SET EXERCISE: Return the number of lines that contain the word "ylabel", and return nothing else.

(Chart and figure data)
+ + + + + + +

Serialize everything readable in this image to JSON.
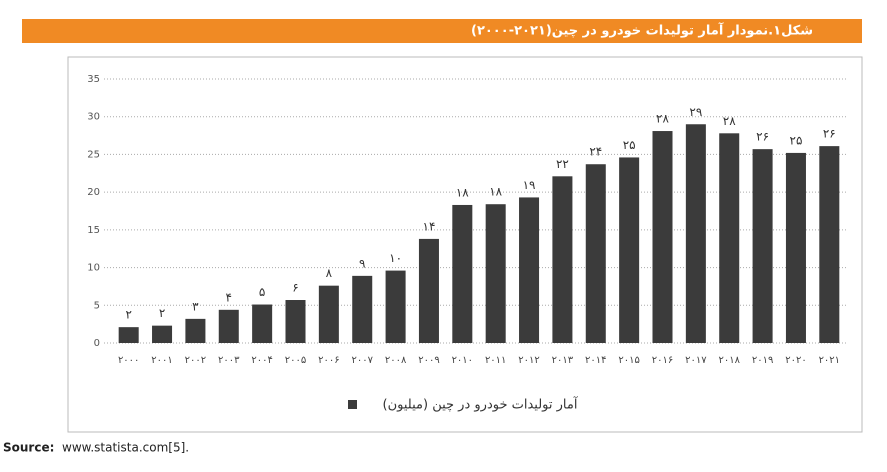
{
  "chart_data": {
    "type": "bar",
    "title": "شکل۱.نمودار آمار تولیدات خودرو در چین(۲۰۲۱-۲۰۰۰)",
    "categories": [
      "۲۰۰۰",
      "۲۰۰۱",
      "۲۰۰۲",
      "۲۰۰۳",
      "۲۰۰۴",
      "۲۰۰۵",
      "۲۰۰۶",
      "۲۰۰۷",
      "۲۰۰۸",
      "۲۰۰۹",
      "۲۰۱۰",
      "۲۰۱۱",
      "۲۰۱۲",
      "۲۰۱۳",
      "۲۰۱۴",
      "۲۰۱۵",
      "۲۰۱۶",
      "۲۰۱۷",
      "۲۰۱۸",
      "۲۰۱۹",
      "۲۰۲۰",
      "۲۰۲۱"
    ],
    "series": [
      {
        "name": "آمار تولیدات خودرو در چین (میلیون)",
        "color": "#3b3b3b",
        "values": [
          2.1,
          2.3,
          3.2,
          4.4,
          5.1,
          5.7,
          7.6,
          8.9,
          9.6,
          13.8,
          18.3,
          18.4,
          19.3,
          22.1,
          23.7,
          24.6,
          28.1,
          29.0,
          27.8,
          25.7,
          25.2,
          26.1
        ],
        "value_labels": [
          "۲",
          "۲",
          "۳",
          "۴",
          "۵",
          "۶",
          "۸",
          "۹",
          "۱۰",
          "۱۴",
          "۱۸",
          "۱۸",
          "۱۹",
          "۲۲",
          "۲۴",
          "۲۵",
          "۲۸",
          "۲۹",
          "۲۸",
          "۲۶",
          "۲۵",
          "۲۶"
        ]
      }
    ],
    "ylim": [
      0,
      35
    ],
    "yticks": [
      0,
      5,
      10,
      15,
      20,
      25,
      30,
      35
    ],
    "grid": true,
    "source_label": "Source:",
    "source": "www.statista.com[5]."
  }
}
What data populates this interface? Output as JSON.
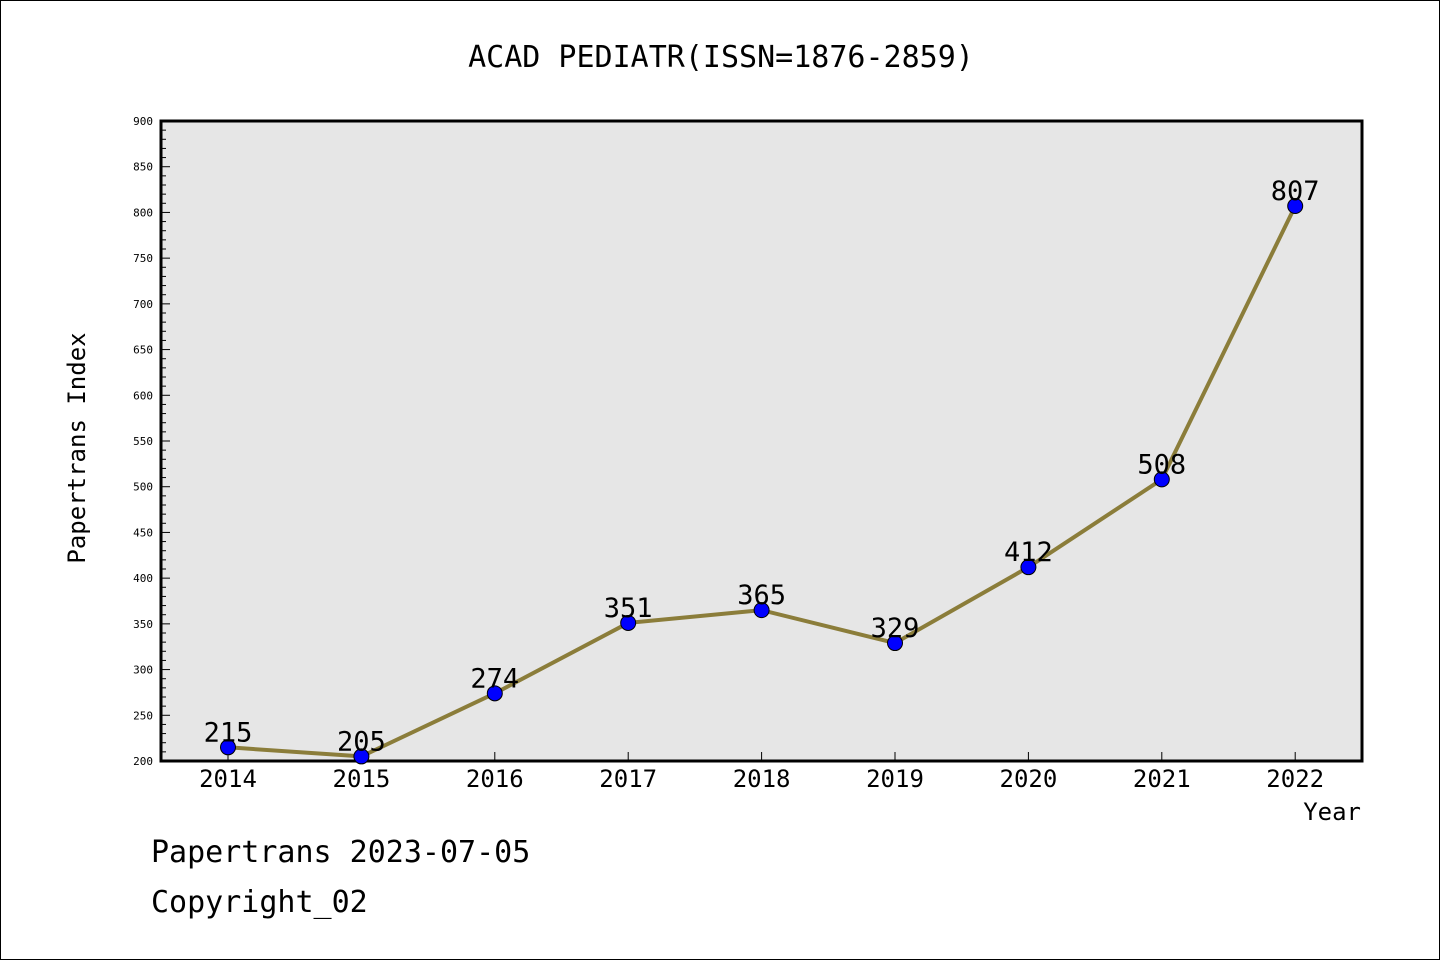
{
  "chart_data": {
    "type": "line",
    "title": "ACAD PEDIATR(ISSN=1876-2859)",
    "xlabel": "Year",
    "ylabel": "Papertrans Index",
    "categories": [
      "2014",
      "2015",
      "2016",
      "2017",
      "2018",
      "2019",
      "2020",
      "2021",
      "2022"
    ],
    "series": [
      {
        "values": [
          215,
          205,
          274,
          351,
          365,
          329,
          412,
          508,
          807
        ]
      }
    ],
    "ylim": [
      200,
      900
    ],
    "yticks": [
      200,
      250,
      300,
      350,
      400,
      450,
      500,
      550,
      600,
      650,
      700,
      750,
      800,
      850,
      900
    ],
    "grid": false,
    "line_color": "#8b7d3a",
    "marker_color": "#0000ff",
    "plot_background": "#e6e6e6"
  },
  "footer": {
    "date_line": "Papertrans 2023-07-05",
    "copyright_line": "Copyright_02"
  }
}
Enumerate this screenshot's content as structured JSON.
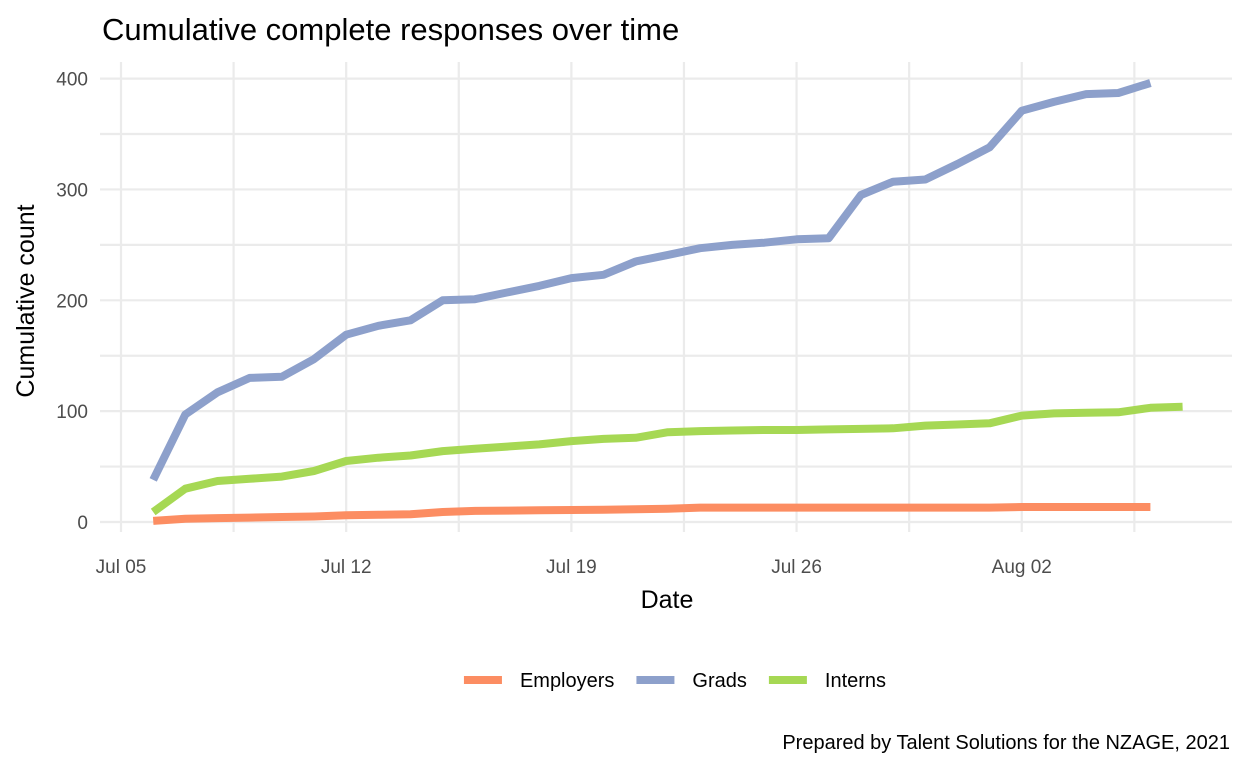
{
  "chart_data": {
    "type": "line",
    "title": "Cumulative complete responses over time",
    "xlabel": "Date",
    "ylabel": "Cumulative count",
    "caption": "Prepared by Talent Solutions for the NZAGE, 2021",
    "x_start": "2021-07-05",
    "x_end": "2021-08-09",
    "xlim": [
      "2021-07-05",
      "2021-08-10"
    ],
    "ylim": [
      0,
      410
    ],
    "x_ticks": [
      {
        "date": "2021-07-05",
        "label": "Jul 05"
      },
      {
        "date": "2021-07-12",
        "label": "Jul 12"
      },
      {
        "date": "2021-07-19",
        "label": "Jul 19"
      },
      {
        "date": "2021-07-26",
        "label": "Jul 26"
      },
      {
        "date": "2021-08-02",
        "label": "Aug 02"
      }
    ],
    "y_ticks": [
      0,
      100,
      200,
      300,
      400
    ],
    "grid": true,
    "legend_position": "bottom",
    "series": [
      {
        "name": "Employers",
        "color": "#fc8d62",
        "points": [
          [
            "2021-07-06",
            1
          ],
          [
            "2021-07-07",
            3
          ],
          [
            "2021-07-08",
            3.5
          ],
          [
            "2021-07-09",
            4
          ],
          [
            "2021-07-10",
            4.5
          ],
          [
            "2021-07-11",
            5
          ],
          [
            "2021-07-12",
            6
          ],
          [
            "2021-07-13",
            6.5
          ],
          [
            "2021-07-14",
            7
          ],
          [
            "2021-07-15",
            9
          ],
          [
            "2021-07-16",
            10
          ],
          [
            "2021-07-17",
            10.3
          ],
          [
            "2021-07-18",
            10.6
          ],
          [
            "2021-07-19",
            10.8
          ],
          [
            "2021-07-20",
            11
          ],
          [
            "2021-07-21",
            11.5
          ],
          [
            "2021-07-22",
            12
          ],
          [
            "2021-07-23",
            13
          ],
          [
            "2021-07-24",
            13
          ],
          [
            "2021-07-25",
            13
          ],
          [
            "2021-07-26",
            13
          ],
          [
            "2021-07-27",
            13
          ],
          [
            "2021-07-28",
            13
          ],
          [
            "2021-07-29",
            13
          ],
          [
            "2021-07-30",
            13
          ],
          [
            "2021-07-31",
            13
          ],
          [
            "2021-08-01",
            13
          ],
          [
            "2021-08-02",
            13.5
          ],
          [
            "2021-08-03",
            13.5
          ],
          [
            "2021-08-04",
            13.5
          ],
          [
            "2021-08-05",
            13.5
          ],
          [
            "2021-08-06",
            13.5
          ]
        ]
      },
      {
        "name": "Grads",
        "color": "#8da0cb",
        "points": [
          [
            "2021-07-06",
            38
          ],
          [
            "2021-07-07",
            97
          ],
          [
            "2021-07-08",
            117
          ],
          [
            "2021-07-09",
            130
          ],
          [
            "2021-07-10",
            131
          ],
          [
            "2021-07-11",
            147
          ],
          [
            "2021-07-12",
            169
          ],
          [
            "2021-07-13",
            177
          ],
          [
            "2021-07-14",
            182
          ],
          [
            "2021-07-15",
            200
          ],
          [
            "2021-07-16",
            201
          ],
          [
            "2021-07-17",
            207
          ],
          [
            "2021-07-18",
            213
          ],
          [
            "2021-07-19",
            220
          ],
          [
            "2021-07-20",
            223
          ],
          [
            "2021-07-21",
            235
          ],
          [
            "2021-07-22",
            241
          ],
          [
            "2021-07-23",
            247
          ],
          [
            "2021-07-24",
            250
          ],
          [
            "2021-07-25",
            252
          ],
          [
            "2021-07-26",
            255
          ],
          [
            "2021-07-27",
            256
          ],
          [
            "2021-07-28",
            295
          ],
          [
            "2021-07-29",
            307
          ],
          [
            "2021-07-30",
            309
          ],
          [
            "2021-07-31",
            323
          ],
          [
            "2021-08-01",
            338
          ],
          [
            "2021-08-02",
            371
          ],
          [
            "2021-08-03",
            379
          ],
          [
            "2021-08-04",
            386
          ],
          [
            "2021-08-05",
            387
          ],
          [
            "2021-08-06",
            396
          ]
        ]
      },
      {
        "name": "Interns",
        "color": "#a6d854",
        "points": [
          [
            "2021-07-06",
            9
          ],
          [
            "2021-07-07",
            30
          ],
          [
            "2021-07-08",
            37
          ],
          [
            "2021-07-09",
            39
          ],
          [
            "2021-07-10",
            41
          ],
          [
            "2021-07-11",
            46
          ],
          [
            "2021-07-12",
            55
          ],
          [
            "2021-07-13",
            58
          ],
          [
            "2021-07-14",
            60
          ],
          [
            "2021-07-15",
            64
          ],
          [
            "2021-07-16",
            66
          ],
          [
            "2021-07-17",
            68
          ],
          [
            "2021-07-18",
            70
          ],
          [
            "2021-07-19",
            73
          ],
          [
            "2021-07-20",
            75
          ],
          [
            "2021-07-21",
            76
          ],
          [
            "2021-07-22",
            81
          ],
          [
            "2021-07-23",
            82
          ],
          [
            "2021-07-24",
            82.5
          ],
          [
            "2021-07-25",
            83
          ],
          [
            "2021-07-26",
            83
          ],
          [
            "2021-07-27",
            83.5
          ],
          [
            "2021-07-28",
            84
          ],
          [
            "2021-07-29",
            84.5
          ],
          [
            "2021-07-30",
            87
          ],
          [
            "2021-07-31",
            88
          ],
          [
            "2021-08-01",
            89
          ],
          [
            "2021-08-02",
            96
          ],
          [
            "2021-08-03",
            98
          ],
          [
            "2021-08-04",
            98.5
          ],
          [
            "2021-08-05",
            99
          ],
          [
            "2021-08-06",
            103
          ],
          [
            "2021-08-07",
            104
          ]
        ]
      }
    ]
  }
}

+ + + + + + +

TASK SOLUTION: 2